[START]
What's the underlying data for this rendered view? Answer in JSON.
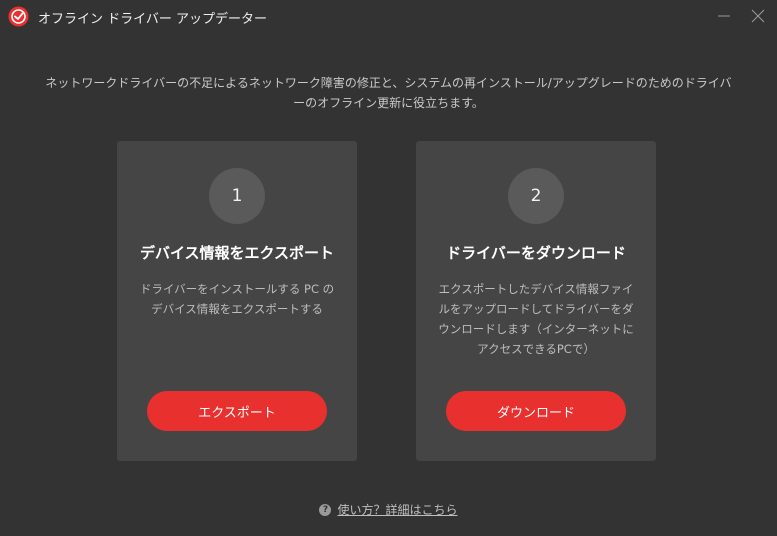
{
  "window": {
    "title": "オフライン ドライバー アップデーター",
    "brand_color": "#e8312f",
    "minimize_icon": "minimize-icon",
    "close_icon": "close-icon"
  },
  "description": {
    "line1": "ネットワークドライバーの不足によるネットワーク障害の修正と、システムの再インストール/アップグレードのためのドライバ",
    "line2": "ーのオフライン更新に役立ちます。"
  },
  "cards": [
    {
      "step": "1",
      "title": "デバイス情報をエクスポート",
      "text": "ドライバーをインストールする PC のデバイス情報をエクスポートする",
      "button": "エクスポート"
    },
    {
      "step": "2",
      "title": "ドライバーをダウンロード",
      "text": "エクスポートしたデバイス情報ファイルをアップロードしてドライバーをダウンロードします（インターネットにアクセスできるPCで）",
      "button": "ダウンロード"
    }
  ],
  "help": {
    "icon_text": "?",
    "link": "使い方？詳細はこちら"
  }
}
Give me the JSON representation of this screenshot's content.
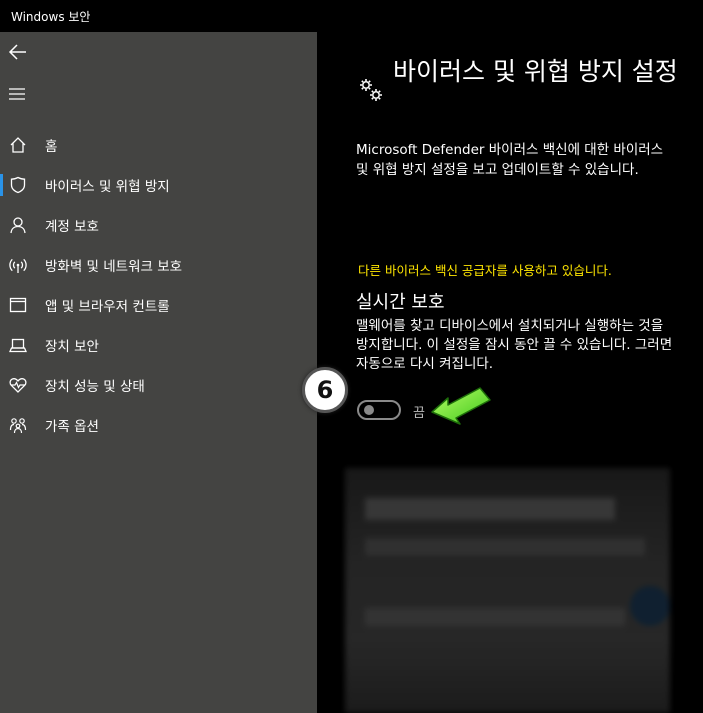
[END]
STATED EXERCISE:
Your task is to transcribe all of the records precisely, with no images included.

THE SOLUTION:
What's the underlying data for this rendered view? Answer in JSON.
{
  "window": {
    "title": "オフライン ドライバー アップデーター",
    "brand_color": "#e8312f",
    "minimize_icon": "minimize-icon",
    "close_icon": "close-icon"
  },
  "description": {
    "line1": "ネットワークドライバーの不足によるネットワーク障害の修正と、システムの再インストール/アップグレードのためのドライバ",
    "line2": "ーのオフライン更新に役立ちます。"
  },
  "cards": [
    {
      "step": "1",
      "title": "デバイス情報をエクスポート",
      "text": "ドライバーをインストールする PC のデバイス情報をエクスポートする",
      "button": "エクスポート"
    },
    {
      "step": "2",
      "title": "ドライバーをダウンロード",
      "text": "エクスポートしたデバイス情報ファイルをアップロードしてドライバーをダウンロードします（インターネットにアクセスできるPCで）",
      "button": "ダウンロード"
    }
  ],
  "help": {
    "icon_text": "?",
    "link": "使い方？詳細はこちら"
  }
}
Give me the JSON representation of this screenshot's content.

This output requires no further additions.